## Bagian Teks
========================================================================
Serikat Karyawan Taspen "Mengawal Perusahaan, Mengayomi Karyawan"

Minggu, 17 Maret 2013

PGN Digugat Eks Pegawai Gara-Gara Sock Adaptor

Bagaimana status hukum hasil karya atau hasil desain yang dibuat seorang karyawan saat masih bekerja di perusahaan? Bagaimana kalau desain itu didaftarkan setelah karyawan keluar atau pensiun? Pertanyaan inilah yang kini akan dijawab oleh Pengadilan Niaga pada PN Jakarta Pusat. Saat ini, Pengadilan Niaga tengah menangani gugatan M. Rimba Aritonang terhadap PT Perusahaan Gas Negara Tbk (Persero). Rabu (13/3) pekan lalu, sidang sudah memasuki tahap pembuktian.
========================================================================
## Baris Tersimpan
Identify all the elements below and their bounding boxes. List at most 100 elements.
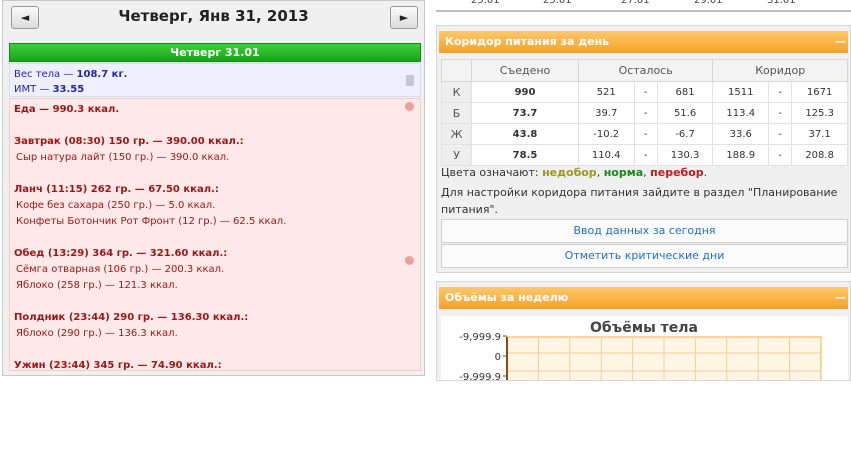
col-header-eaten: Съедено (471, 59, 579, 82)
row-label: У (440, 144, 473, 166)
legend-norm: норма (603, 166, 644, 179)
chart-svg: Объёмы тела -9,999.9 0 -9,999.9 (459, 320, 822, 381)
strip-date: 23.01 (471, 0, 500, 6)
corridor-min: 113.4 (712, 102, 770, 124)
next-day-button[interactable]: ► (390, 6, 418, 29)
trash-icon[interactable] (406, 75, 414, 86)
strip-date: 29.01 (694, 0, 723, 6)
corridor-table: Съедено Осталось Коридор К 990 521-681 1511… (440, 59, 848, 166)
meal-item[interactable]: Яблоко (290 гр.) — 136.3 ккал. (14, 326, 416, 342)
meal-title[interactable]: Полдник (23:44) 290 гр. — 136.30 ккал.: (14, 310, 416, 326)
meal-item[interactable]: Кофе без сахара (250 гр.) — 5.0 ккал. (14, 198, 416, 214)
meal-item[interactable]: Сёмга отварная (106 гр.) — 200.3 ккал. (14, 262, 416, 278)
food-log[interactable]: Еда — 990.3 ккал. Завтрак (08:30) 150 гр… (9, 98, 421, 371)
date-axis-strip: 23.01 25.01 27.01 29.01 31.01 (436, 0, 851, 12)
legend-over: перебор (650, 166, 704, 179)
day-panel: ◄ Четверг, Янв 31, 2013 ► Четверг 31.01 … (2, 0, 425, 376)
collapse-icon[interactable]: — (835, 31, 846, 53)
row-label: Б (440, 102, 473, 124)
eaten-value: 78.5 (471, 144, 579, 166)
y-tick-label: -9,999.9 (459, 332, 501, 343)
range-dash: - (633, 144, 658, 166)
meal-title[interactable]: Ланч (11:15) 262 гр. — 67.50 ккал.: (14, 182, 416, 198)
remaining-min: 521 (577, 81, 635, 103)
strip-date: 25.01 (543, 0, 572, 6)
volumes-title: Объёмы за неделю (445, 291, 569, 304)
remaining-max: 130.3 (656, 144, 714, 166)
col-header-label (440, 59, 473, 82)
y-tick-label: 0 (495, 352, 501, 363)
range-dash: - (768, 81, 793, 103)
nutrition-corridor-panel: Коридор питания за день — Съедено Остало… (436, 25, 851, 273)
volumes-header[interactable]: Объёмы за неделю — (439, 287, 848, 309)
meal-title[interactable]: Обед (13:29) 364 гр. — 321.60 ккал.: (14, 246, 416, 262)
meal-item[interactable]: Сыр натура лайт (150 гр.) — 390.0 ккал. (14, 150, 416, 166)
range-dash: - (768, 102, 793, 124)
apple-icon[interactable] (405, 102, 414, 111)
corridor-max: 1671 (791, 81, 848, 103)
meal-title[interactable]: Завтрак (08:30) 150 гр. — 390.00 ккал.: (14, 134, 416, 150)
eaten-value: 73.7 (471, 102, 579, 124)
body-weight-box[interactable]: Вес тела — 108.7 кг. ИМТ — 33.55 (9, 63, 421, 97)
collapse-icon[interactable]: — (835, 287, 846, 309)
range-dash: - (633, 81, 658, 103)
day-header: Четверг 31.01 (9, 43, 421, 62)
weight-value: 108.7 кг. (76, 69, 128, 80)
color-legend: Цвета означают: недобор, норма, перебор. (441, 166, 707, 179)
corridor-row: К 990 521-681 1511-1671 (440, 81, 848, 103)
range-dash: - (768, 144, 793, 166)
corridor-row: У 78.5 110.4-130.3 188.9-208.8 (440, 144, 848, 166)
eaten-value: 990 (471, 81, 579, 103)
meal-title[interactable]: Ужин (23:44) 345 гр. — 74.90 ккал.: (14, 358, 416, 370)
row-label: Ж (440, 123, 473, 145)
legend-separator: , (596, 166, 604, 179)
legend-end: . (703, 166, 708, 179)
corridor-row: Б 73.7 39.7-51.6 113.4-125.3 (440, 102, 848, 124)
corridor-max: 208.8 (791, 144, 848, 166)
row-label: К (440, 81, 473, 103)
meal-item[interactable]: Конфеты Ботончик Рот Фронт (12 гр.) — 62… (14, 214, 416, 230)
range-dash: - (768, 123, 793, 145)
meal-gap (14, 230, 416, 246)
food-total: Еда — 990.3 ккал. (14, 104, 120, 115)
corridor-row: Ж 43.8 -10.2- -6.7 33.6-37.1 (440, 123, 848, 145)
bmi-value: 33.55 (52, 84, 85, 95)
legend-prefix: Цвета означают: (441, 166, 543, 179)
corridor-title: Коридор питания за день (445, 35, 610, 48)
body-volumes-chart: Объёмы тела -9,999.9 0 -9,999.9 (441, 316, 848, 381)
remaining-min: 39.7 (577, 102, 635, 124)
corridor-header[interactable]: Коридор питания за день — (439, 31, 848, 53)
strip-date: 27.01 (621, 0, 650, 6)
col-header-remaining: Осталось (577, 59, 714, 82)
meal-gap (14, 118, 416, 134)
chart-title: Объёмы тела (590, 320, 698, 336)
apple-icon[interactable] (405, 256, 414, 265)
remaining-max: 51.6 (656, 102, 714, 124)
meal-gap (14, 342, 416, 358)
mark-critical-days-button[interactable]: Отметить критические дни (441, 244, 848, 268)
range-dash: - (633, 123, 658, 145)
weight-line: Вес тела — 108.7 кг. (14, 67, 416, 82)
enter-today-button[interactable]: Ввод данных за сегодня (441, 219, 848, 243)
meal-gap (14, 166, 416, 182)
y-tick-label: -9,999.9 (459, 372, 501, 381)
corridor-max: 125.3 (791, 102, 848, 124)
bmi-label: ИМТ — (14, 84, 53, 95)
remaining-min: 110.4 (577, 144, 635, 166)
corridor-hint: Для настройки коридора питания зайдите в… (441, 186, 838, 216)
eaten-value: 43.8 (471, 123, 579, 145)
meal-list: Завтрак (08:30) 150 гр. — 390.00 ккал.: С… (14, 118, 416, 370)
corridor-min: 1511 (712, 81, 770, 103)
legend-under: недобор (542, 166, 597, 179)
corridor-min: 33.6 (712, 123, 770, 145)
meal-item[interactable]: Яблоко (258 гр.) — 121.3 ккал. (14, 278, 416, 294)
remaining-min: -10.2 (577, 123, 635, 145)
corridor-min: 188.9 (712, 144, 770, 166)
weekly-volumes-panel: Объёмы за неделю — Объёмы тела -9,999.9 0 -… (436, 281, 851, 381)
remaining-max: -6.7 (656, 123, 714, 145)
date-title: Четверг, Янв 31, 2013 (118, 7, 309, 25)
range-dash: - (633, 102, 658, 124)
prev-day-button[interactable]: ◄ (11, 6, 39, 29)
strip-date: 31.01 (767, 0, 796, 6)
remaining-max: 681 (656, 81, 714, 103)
========================================================================
## Petunjuk Latihan
Kutip dari teks tentang gugatan eks pegawai terhadap PGN seluruh bagian mulai dari "Bagaimana status hukum" sampai "memasuki tahap pembuktian.".

## Hasil Latihan
Bagaimana status hukum hasil karya atau hasil desain yang dibuat seorang karyawan saat masih bekerja di perusahaan? Bagaimana kalau desain itu didaftarkan setelah karyawan keluar atau pensiun? Pertanyaan inilah yang kini akan dijawab oleh Pengadilan Niaga pada PN Jakarta Pusat. Saat ini, Pengadilan Niaga tengah menangani gugatan M. Rimba Aritonang terhadap PT Perusahaan Gas Negara Tbk (Persero). Rabu (13/3) pekan lalu, sidang sudah memasuki tahap pembuktian.